** WRITTEN REQUEST **
Return every line of the data below that includes the string "small".

— Start of DATASET CONTENT —

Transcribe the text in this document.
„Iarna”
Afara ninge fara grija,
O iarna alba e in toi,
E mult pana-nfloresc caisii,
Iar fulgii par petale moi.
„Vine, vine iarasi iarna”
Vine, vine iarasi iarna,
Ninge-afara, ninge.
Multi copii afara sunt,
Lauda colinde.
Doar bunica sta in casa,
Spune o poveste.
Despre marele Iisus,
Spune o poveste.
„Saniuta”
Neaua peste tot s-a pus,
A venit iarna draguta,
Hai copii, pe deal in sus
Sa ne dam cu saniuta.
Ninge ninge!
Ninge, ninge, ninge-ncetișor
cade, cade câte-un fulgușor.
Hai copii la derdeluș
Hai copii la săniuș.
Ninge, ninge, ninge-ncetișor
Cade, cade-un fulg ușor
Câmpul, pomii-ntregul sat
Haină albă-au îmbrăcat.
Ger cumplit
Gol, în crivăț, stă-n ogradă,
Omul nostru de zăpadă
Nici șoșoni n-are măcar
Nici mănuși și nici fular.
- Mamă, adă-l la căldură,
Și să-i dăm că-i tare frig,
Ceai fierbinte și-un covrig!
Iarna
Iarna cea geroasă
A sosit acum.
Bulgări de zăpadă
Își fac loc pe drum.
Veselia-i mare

— End of DATASET CONTENT —
— Start of DATASET CONTENT —

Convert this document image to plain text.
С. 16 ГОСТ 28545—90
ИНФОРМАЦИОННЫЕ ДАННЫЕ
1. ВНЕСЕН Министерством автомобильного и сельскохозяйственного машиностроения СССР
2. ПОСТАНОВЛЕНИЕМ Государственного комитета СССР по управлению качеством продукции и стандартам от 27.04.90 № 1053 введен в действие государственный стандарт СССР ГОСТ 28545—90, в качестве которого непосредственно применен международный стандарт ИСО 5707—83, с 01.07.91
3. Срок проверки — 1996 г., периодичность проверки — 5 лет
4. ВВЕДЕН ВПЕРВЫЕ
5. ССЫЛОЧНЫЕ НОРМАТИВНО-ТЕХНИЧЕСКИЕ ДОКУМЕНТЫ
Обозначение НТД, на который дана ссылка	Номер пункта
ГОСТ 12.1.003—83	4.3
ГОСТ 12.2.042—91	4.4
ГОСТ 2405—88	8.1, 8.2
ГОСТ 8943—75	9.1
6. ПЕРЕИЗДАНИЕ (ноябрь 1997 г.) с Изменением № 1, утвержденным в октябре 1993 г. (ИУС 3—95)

— End of DATASET CONTENT —
— Start of DATASET CONTENT —

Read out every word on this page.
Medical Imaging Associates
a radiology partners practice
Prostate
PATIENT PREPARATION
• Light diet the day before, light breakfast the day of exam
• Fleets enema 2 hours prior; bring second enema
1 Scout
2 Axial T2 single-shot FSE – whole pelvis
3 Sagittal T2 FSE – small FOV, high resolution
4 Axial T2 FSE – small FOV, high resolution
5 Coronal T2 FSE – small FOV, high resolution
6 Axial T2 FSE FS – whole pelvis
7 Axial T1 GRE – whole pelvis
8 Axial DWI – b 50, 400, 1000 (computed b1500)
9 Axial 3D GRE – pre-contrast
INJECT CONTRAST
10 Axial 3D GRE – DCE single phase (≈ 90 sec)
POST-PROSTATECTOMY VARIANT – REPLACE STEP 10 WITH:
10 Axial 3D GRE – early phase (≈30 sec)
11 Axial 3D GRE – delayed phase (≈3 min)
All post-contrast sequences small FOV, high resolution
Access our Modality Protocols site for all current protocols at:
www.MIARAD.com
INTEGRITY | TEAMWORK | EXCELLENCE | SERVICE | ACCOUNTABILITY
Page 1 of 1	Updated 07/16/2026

— End of DATASET CONTENT —

** COMPLETED EXERCISE **
3 Sagittal T2 FSE – small FOV, high resolution
4 Axial T2 FSE – small FOV, high resolution
5 Coronal T2 FSE – small FOV, high resolution
All post-contrast sequences small FOV, high resolution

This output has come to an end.